Records for processing ::
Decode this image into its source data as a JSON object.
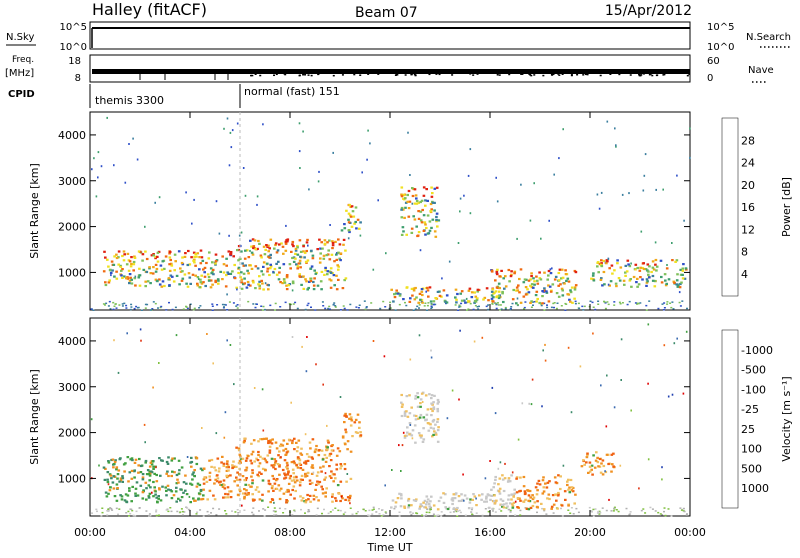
{
  "header": {
    "station": "Halley (fitACF)",
    "beam": "Beam 07",
    "date": "15/Apr/2012"
  },
  "strips": {
    "nsky_label": "N.Sky",
    "nsearch_label": "N.Search",
    "nsky_ticks": [
      "10^5",
      "10^0"
    ],
    "nsearch_ticks": [
      "10^5",
      "10^0"
    ],
    "freq_label": "Freq.",
    "freq_unit": "[MHz]",
    "freq_ticks": [
      "18",
      "8"
    ],
    "nave_label": "Nave",
    "nave_ticks": [
      "60",
      "0"
    ],
    "cpid_label": "CPID",
    "cpid_modes": [
      {
        "name": "themis 3300",
        "start_h": 0
      },
      {
        "name": "normal (fast) 151",
        "start_h": 6
      }
    ]
  },
  "chart_data": [
    {
      "type": "heatmap",
      "name": "power",
      "ylabel": "Slant Range [km]",
      "xlabel": "Time UT",
      "xlim": [
        0,
        24
      ],
      "ylim": [
        180,
        4500
      ],
      "yticks": [
        "1000",
        "2000",
        "3000",
        "4000"
      ],
      "xticks": [
        "00:00",
        "04:00",
        "08:00",
        "12:00",
        "16:00",
        "20:00",
        "00:00"
      ],
      "colorbar": {
        "label": "Power [dB]",
        "ticks": [
          "4",
          "8",
          "12",
          "16",
          "20",
          "24",
          "28"
        ],
        "colors": [
          "#1a1aff",
          "#2e4fc8",
          "#3a7e9e",
          "#3e9e6e",
          "#7ec05a",
          "#f0e020",
          "#f0a818",
          "#f06a10",
          "#e02010"
        ]
      },
      "echo_regions": [
        {
          "t0": 0.5,
          "t1": 5.8,
          "r0": 700,
          "r1": 1500
        },
        {
          "t0": 5.8,
          "t1": 10.2,
          "r0": 650,
          "r1": 1750
        },
        {
          "t0": 10.0,
          "t1": 10.8,
          "r0": 1900,
          "r1": 2500
        },
        {
          "t0": 12.4,
          "t1": 13.9,
          "r0": 1800,
          "r1": 2900
        },
        {
          "t0": 12.0,
          "t1": 16.5,
          "r0": 350,
          "r1": 700
        },
        {
          "t0": 16.0,
          "t1": 19.4,
          "r0": 350,
          "r1": 1100
        },
        {
          "t0": 20.0,
          "t1": 23.8,
          "r0": 700,
          "r1": 1300
        }
      ]
    },
    {
      "type": "heatmap",
      "name": "velocity",
      "ylabel": "Slant Range [km]",
      "xlabel": "Time UT",
      "xlim": [
        0,
        24
      ],
      "ylim": [
        180,
        4500
      ],
      "yticks": [
        "1000",
        "2000",
        "3000",
        "4000"
      ],
      "xticks": [
        "00:00",
        "04:00",
        "08:00",
        "12:00",
        "16:00",
        "20:00",
        "00:00"
      ],
      "colorbar": {
        "label": "Velocity [m s⁻¹]",
        "ticks": [
          "1000",
          "500",
          "100",
          "25",
          "-25",
          "-100",
          "-500",
          "-1000"
        ],
        "colors": [
          "#2040b0",
          "#3a6ab0",
          "#3c8a6a",
          "#40a040",
          "#80c040",
          "#c8c8c8",
          "#f0c060",
          "#f09020",
          "#f06010",
          "#e03010",
          "#e00000"
        ]
      },
      "echo_regions": [
        {
          "t0": 0.5,
          "t1": 5.8,
          "r0": 500,
          "r1": 1500
        },
        {
          "t0": 5.8,
          "t1": 10.4,
          "r0": 500,
          "r1": 1900
        },
        {
          "t0": 10.0,
          "t1": 10.8,
          "r0": 1900,
          "r1": 2500
        },
        {
          "t0": 12.4,
          "t1": 13.9,
          "r0": 1800,
          "r1": 2900
        },
        {
          "t0": 12.0,
          "t1": 16.5,
          "r0": 350,
          "r1": 700
        },
        {
          "t0": 16.0,
          "t1": 19.4,
          "r0": 350,
          "r1": 1100
        },
        {
          "t0": 19.5,
          "t1": 21.0,
          "r0": 1100,
          "r1": 1600
        }
      ]
    }
  ]
}
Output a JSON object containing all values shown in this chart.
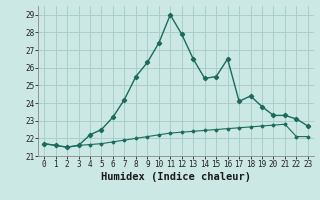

Exercise aim :: Leave out the pictures and copy everything else in the records word for word.

Solution ::
Decode this image into its source data as a JSON object.
{
  "header": {
    "station": "Halley (fitACF)",
    "beam": "Beam 07",
    "date": "15/Apr/2012"
  },
  "strips": {
    "nsky_label": "N.Sky",
    "nsearch_label": "N.Search",
    "nsky_ticks": [
      "10^5",
      "10^0"
    ],
    "nsearch_ticks": [
      "10^5",
      "10^0"
    ],
    "freq_label": "Freq.",
    "freq_unit": "[MHz]",
    "freq_ticks": [
      "18",
      "8"
    ],
    "nave_label": "Nave",
    "nave_ticks": [
      "60",
      "0"
    ],
    "cpid_label": "CPID",
    "cpid_modes": [
      {
        "name": "themis 3300",
        "start_h": 0
      },
      {
        "name": "normal (fast) 151",
        "start_h": 6
      }
    ]
  },
  "chart_data": [
    {
      "type": "heatmap",
      "name": "power",
      "ylabel": "Slant Range [km]",
      "xlabel": "Time UT",
      "xlim": [
        0,
        24
      ],
      "ylim": [
        180,
        4500
      ],
      "yticks": [
        "1000",
        "2000",
        "3000",
        "4000"
      ],
      "xticks": [
        "00:00",
        "04:00",
        "08:00",
        "12:00",
        "16:00",
        "20:00",
        "00:00"
      ],
      "colorbar": {
        "label": "Power [dB]",
        "ticks": [
          "4",
          "8",
          "12",
          "16",
          "20",
          "24",
          "28"
        ],
        "colors": [
          "#1a1aff",
          "#2e4fc8",
          "#3a7e9e",
          "#3e9e6e",
          "#7ec05a",
          "#f0e020",
          "#f0a818",
          "#f06a10",
          "#e02010"
        ]
      },
      "echo_regions": [
        {
          "t0": 0.5,
          "t1": 5.8,
          "r0": 700,
          "r1": 1500
        },
        {
          "t0": 5.8,
          "t1": 10.2,
          "r0": 650,
          "r1": 1750
        },
        {
          "t0": 10.0,
          "t1": 10.8,
          "r0": 1900,
          "r1": 2500
        },
        {
          "t0": 12.4,
          "t1": 13.9,
          "r0": 1800,
          "r1": 2900
        },
        {
          "t0": 12.0,
          "t1": 16.5,
          "r0": 350,
          "r1": 700
        },
        {
          "t0": 16.0,
          "t1": 19.4,
          "r0": 350,
          "r1": 1100
        },
        {
          "t0": 20.0,
          "t1": 23.8,
          "r0": 700,
          "r1": 1300
        }
      ]
    },
    {
      "type": "heatmap",
      "name": "velocity",
      "ylabel": "Slant Range [km]",
      "xlabel": "Time UT",
      "xlim": [
        0,
        24
      ],
      "ylim": [
        180,
        4500
      ],
      "yticks": [
        "1000",
        "2000",
        "3000",
        "4000"
      ],
      "xticks": [
        "00:00",
        "04:00",
        "08:00",
        "12:00",
        "16:00",
        "20:00",
        "00:00"
      ],
      "colorbar": {
        "label": "Velocity [m s⁻¹]",
        "ticks": [
          "1000",
          "500",
          "100",
          "25",
          "-25",
          "-100",
          "-500",
          "-1000"
        ],
        "colors": [
          "#2040b0",
          "#3a6ab0",
          "#3c8a6a",
          "#40a040",
          "#80c040",
          "#c8c8c8",
          "#f0c060",
          "#f09020",
          "#f06010",
          "#e03010",
          "#e00000"
        ]
      },
      "echo_regions": [
        {
          "t0": 0.5,
          "t1": 5.8,
          "r0": 500,
          "r1": 1500
        },
        {
          "t0": 5.8,
          "t1": 10.4,
          "r0": 500,
          "r1": 1900
        },
        {
          "t0": 10.0,
          "t1": 10.8,
          "r0": 1900,
          "r1": 2500
        },
        {
          "t0": 12.4,
          "t1": 13.9,
          "r0": 1800,
          "r1": 2900
        },
        {
          "t0": 12.0,
          "t1": 16.5,
          "r0": 350,
          "r1": 700
        },
        {
          "t0": 16.0,
          "t1": 19.4,
          "r0": 350,
          "r1": 1100
        },
        {
          "t0": 19.5,
          "t1": 21.0,
          "r0": 1100,
          "r1": 1600
        }
      ]
    }
  ]
}
Output a JSON object containing all values shown in this chart.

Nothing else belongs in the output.